▶ Task statement:
Go through the records and copy each line where the word "noviembre" occurs.

_ _ _ _ _

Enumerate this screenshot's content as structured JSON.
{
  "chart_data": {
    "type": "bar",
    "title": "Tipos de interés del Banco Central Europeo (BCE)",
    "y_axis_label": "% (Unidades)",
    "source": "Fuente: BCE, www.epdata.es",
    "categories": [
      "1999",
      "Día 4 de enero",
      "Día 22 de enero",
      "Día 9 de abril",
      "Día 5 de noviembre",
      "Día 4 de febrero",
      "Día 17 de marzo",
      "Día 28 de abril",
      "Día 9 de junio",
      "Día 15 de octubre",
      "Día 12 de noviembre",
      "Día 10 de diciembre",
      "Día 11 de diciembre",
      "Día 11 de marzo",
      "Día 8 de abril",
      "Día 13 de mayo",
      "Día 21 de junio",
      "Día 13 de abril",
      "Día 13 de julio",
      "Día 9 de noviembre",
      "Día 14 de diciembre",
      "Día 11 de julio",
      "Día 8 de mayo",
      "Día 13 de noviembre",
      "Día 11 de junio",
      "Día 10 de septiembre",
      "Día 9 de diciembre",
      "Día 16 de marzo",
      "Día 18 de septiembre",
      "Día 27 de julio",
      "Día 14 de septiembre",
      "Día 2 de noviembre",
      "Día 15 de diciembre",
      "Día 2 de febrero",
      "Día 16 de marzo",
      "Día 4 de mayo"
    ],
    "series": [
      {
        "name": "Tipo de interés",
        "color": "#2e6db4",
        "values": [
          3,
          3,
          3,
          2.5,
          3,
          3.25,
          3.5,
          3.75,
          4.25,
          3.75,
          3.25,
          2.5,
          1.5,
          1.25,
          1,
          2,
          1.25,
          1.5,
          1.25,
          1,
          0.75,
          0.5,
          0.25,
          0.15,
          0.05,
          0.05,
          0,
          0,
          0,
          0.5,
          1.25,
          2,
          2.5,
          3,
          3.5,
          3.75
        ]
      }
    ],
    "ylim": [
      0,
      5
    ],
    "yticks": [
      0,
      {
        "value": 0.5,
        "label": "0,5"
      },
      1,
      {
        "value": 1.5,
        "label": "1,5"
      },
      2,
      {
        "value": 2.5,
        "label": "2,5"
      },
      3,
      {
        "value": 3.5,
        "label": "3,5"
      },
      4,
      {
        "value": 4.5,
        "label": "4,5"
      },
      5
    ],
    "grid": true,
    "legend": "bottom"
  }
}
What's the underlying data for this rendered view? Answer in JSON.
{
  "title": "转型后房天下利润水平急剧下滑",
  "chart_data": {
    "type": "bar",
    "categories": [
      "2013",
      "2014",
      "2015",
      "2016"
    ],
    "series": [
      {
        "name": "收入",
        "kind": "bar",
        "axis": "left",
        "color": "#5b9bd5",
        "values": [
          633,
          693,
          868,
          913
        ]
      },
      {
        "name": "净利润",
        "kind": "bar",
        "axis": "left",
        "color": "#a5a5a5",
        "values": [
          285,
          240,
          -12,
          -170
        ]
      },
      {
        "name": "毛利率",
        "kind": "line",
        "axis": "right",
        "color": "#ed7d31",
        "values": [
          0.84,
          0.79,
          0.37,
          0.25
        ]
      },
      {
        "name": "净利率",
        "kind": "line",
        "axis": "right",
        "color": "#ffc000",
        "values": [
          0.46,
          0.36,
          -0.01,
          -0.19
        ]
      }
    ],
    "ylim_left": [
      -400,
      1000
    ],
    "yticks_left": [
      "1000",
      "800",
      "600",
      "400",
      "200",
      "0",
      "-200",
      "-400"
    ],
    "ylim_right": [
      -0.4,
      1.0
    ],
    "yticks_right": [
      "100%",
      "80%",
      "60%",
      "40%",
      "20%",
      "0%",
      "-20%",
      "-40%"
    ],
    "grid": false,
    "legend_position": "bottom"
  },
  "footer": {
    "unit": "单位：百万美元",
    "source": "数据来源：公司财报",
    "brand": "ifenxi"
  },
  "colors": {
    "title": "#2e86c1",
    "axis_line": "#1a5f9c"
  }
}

_ _ _ _ _

▶ Task output:
      "Día 5 de noviembre",
      "Día 12 de noviembre",
      "Día 9 de noviembre",
      "Día 13 de noviembre",
      "Día 2 de noviembre",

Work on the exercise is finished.